» Requirement:
Find the number of lines containing the string "error" in the data. Answer with the number by itself.
----------
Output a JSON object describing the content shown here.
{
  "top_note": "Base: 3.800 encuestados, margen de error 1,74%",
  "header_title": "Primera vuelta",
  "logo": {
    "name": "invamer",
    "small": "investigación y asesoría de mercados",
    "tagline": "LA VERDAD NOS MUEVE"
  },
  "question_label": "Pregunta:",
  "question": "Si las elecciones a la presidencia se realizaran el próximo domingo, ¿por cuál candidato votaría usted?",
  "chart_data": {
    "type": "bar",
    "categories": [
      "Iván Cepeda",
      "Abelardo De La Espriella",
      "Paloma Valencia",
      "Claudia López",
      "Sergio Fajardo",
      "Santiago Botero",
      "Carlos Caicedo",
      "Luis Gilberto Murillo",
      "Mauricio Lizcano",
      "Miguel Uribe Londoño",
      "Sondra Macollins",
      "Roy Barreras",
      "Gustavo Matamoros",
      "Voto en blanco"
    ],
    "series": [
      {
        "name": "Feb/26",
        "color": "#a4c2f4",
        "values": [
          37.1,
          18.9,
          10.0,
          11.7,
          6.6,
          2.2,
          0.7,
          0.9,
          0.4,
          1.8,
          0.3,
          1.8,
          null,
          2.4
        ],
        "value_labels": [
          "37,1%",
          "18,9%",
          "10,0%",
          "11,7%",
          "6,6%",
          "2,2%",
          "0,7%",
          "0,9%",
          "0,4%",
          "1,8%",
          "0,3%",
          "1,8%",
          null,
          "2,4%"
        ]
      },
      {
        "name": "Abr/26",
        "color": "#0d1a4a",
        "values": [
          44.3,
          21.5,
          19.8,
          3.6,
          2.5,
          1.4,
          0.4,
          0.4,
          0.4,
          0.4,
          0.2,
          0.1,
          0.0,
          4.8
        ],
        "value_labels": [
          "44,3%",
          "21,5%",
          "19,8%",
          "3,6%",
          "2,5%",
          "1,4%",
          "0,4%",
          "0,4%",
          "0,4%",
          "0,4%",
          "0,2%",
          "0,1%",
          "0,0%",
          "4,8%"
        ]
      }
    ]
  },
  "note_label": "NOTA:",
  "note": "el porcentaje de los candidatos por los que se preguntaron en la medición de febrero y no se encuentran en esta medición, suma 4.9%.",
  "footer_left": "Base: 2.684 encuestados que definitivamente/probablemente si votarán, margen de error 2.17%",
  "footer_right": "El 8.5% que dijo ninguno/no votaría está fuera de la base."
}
----------
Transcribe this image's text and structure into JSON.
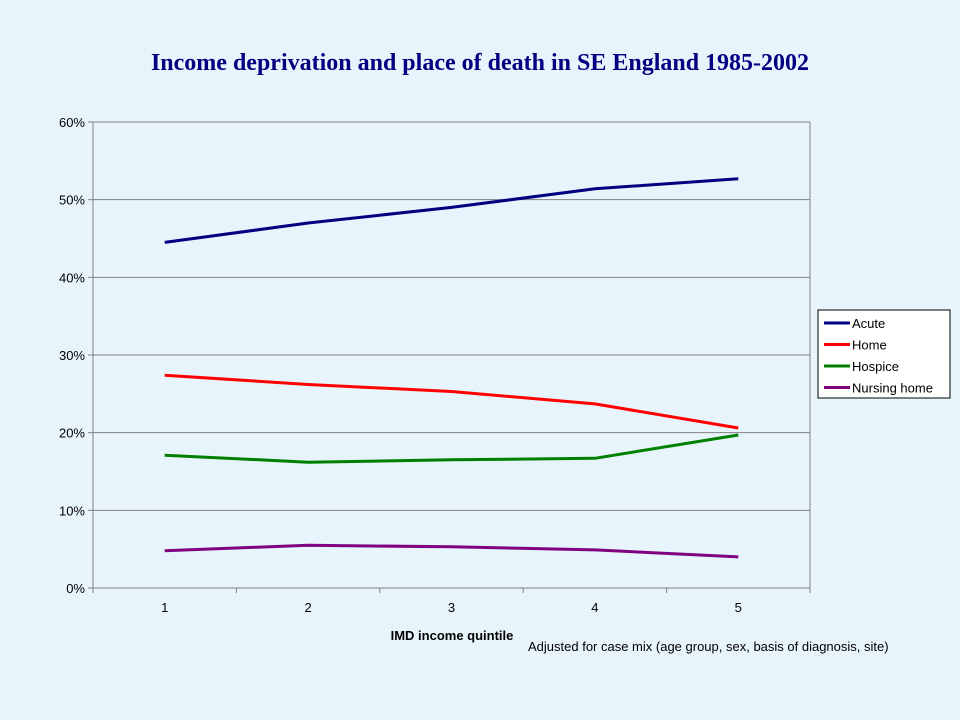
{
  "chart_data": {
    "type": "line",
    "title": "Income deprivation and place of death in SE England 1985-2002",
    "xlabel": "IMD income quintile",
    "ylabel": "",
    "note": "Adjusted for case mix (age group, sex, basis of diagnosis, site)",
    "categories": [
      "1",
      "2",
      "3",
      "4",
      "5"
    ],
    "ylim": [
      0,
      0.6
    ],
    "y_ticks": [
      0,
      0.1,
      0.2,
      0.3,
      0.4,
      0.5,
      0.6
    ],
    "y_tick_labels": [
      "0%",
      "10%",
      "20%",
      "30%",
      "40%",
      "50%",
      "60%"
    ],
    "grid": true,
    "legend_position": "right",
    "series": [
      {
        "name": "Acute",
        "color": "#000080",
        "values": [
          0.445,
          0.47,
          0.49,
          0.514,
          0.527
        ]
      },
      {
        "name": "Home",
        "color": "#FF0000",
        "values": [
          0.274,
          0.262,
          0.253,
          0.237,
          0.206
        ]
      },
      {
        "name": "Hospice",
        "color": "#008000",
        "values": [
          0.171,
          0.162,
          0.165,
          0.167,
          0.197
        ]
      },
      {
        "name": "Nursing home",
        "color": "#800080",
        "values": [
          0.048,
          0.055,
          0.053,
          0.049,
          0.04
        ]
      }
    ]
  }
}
----------
» Problem solution:
2